======== PROVIDED ENTRIES ========

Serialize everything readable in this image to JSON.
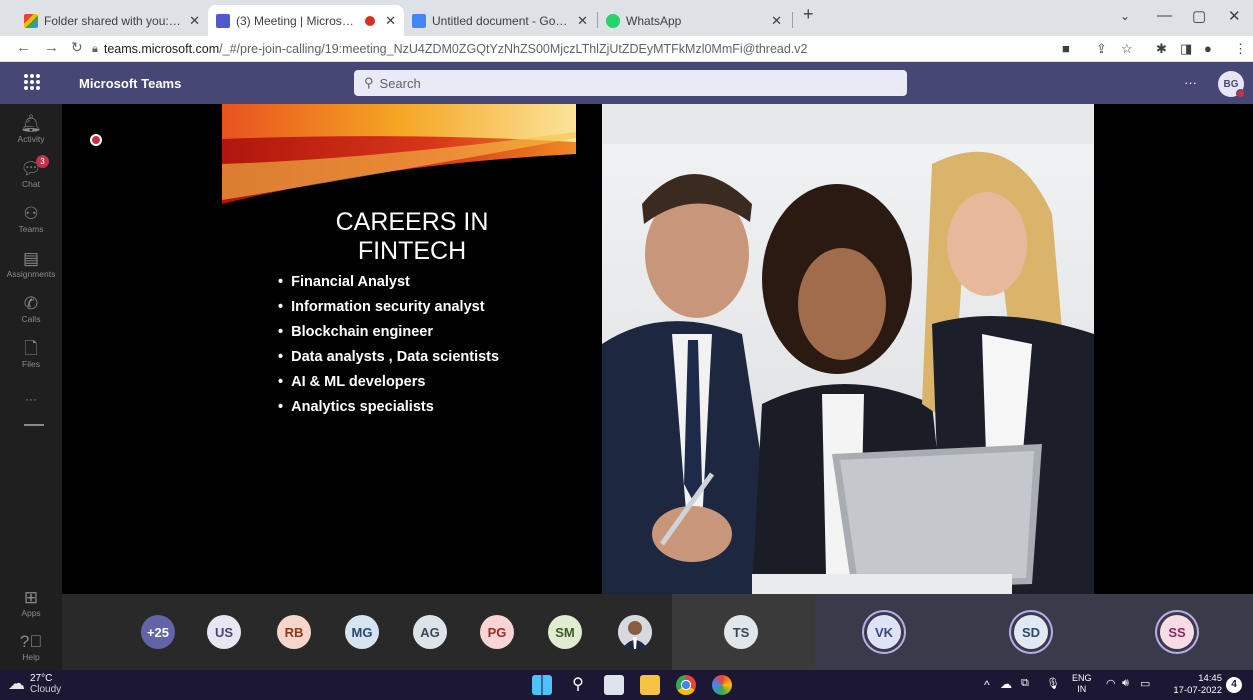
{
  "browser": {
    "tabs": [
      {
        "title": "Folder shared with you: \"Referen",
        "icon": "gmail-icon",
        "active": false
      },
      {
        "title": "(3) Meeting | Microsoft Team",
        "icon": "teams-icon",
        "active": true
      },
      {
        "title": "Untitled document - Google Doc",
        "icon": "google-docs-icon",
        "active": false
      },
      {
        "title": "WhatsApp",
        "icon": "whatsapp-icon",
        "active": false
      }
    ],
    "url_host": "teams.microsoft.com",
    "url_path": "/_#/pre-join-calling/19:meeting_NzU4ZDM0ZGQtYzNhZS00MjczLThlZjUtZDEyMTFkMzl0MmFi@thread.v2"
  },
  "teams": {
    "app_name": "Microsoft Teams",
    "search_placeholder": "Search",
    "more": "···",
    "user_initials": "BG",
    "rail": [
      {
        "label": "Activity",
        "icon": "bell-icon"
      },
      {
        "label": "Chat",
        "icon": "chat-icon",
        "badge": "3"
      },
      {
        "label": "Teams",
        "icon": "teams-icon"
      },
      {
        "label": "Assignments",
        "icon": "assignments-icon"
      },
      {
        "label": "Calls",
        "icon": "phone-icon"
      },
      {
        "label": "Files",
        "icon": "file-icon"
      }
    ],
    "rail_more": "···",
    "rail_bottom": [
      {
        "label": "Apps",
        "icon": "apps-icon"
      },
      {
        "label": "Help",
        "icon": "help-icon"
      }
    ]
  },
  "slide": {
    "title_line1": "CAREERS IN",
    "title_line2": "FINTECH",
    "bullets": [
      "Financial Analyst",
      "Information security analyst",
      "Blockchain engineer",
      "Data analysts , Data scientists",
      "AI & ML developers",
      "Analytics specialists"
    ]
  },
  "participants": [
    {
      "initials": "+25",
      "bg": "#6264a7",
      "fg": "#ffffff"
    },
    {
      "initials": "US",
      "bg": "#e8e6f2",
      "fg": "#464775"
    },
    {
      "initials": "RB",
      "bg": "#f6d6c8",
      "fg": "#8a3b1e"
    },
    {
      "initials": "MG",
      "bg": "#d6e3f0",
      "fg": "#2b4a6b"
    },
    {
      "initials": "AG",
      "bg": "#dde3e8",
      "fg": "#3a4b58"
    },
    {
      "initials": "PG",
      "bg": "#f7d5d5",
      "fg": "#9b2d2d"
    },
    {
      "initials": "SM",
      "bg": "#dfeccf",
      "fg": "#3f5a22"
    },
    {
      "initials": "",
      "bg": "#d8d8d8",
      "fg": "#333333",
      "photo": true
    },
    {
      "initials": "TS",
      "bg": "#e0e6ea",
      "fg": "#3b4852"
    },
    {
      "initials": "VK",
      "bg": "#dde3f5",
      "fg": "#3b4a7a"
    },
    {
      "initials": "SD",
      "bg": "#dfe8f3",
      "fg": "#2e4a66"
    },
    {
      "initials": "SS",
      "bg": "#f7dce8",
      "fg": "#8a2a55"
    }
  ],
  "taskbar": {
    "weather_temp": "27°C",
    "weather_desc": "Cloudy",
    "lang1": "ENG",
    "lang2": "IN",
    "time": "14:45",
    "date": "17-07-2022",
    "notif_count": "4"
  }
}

========

Copy every line of the data exactly as written, excluding the pictures.

→ OUTPUT FOR THIS EXERCISE
Serialize everything readable in this image to JSON.
{
  "browser": {
    "tabs": [
      {
        "title": "Folder shared with you: \"Referen",
        "icon": "gmail-icon",
        "active": false
      },
      {
        "title": "(3) Meeting | Microsoft Team",
        "icon": "teams-icon",
        "active": true
      },
      {
        "title": "Untitled document - Google Doc",
        "icon": "google-docs-icon",
        "active": false
      },
      {
        "title": "WhatsApp",
        "icon": "whatsapp-icon",
        "active": false
      }
    ],
    "url_host": "teams.microsoft.com",
    "url_path": "/_#/pre-join-calling/19:meeting_NzU4ZDM0ZGQtYzNhZS00MjczLThlZjUtZDEyMTFkMzl0MmFi@thread.v2"
  },
  "teams": {
    "app_name": "Microsoft Teams",
    "search_placeholder": "Search",
    "more": "···",
    "user_initials": "BG",
    "rail": [
      {
        "label": "Activity",
        "icon": "bell-icon"
      },
      {
        "label": "Chat",
        "icon": "chat-icon",
        "badge": "3"
      },
      {
        "label": "Teams",
        "icon": "teams-icon"
      },
      {
        "label": "Assignments",
        "icon": "assignments-icon"
      },
      {
        "label": "Calls",
        "icon": "phone-icon"
      },
      {
        "label": "Files",
        "icon": "file-icon"
      }
    ],
    "rail_more": "···",
    "rail_bottom": [
      {
        "label": "Apps",
        "icon": "apps-icon"
      },
      {
        "label": "Help",
        "icon": "help-icon"
      }
    ]
  },
  "slide": {
    "title_line1": "CAREERS IN",
    "title_line2": "FINTECH",
    "bullets": [
      "Financial Analyst",
      "Information security analyst",
      "Blockchain engineer",
      "Data analysts , Data scientists",
      "AI & ML developers",
      "Analytics specialists"
    ]
  },
  "participants": [
    {
      "initials": "+25",
      "bg": "#6264a7",
      "fg": "#ffffff"
    },
    {
      "initials": "US",
      "bg": "#e8e6f2",
      "fg": "#464775"
    },
    {
      "initials": "RB",
      "bg": "#f6d6c8",
      "fg": "#8a3b1e"
    },
    {
      "initials": "MG",
      "bg": "#d6e3f0",
      "fg": "#2b4a6b"
    },
    {
      "initials": "AG",
      "bg": "#dde3e8",
      "fg": "#3a4b58"
    },
    {
      "initials": "PG",
      "bg": "#f7d5d5",
      "fg": "#9b2d2d"
    },
    {
      "initials": "SM",
      "bg": "#dfeccf",
      "fg": "#3f5a22"
    },
    {
      "initials": "",
      "bg": "#d8d8d8",
      "fg": "#333333",
      "photo": true
    },
    {
      "initials": "TS",
      "bg": "#e0e6ea",
      "fg": "#3b4852"
    },
    {
      "initials": "VK",
      "bg": "#dde3f5",
      "fg": "#3b4a7a"
    },
    {
      "initials": "SD",
      "bg": "#dfe8f3",
      "fg": "#2e4a66"
    },
    {
      "initials": "SS",
      "bg": "#f7dce8",
      "fg": "#8a2a55"
    }
  ],
  "taskbar": {
    "weather_temp": "27°C",
    "weather_desc": "Cloudy",
    "lang1": "ENG",
    "lang2": "IN",
    "time": "14:45",
    "date": "17-07-2022",
    "notif_count": "4"
  }
}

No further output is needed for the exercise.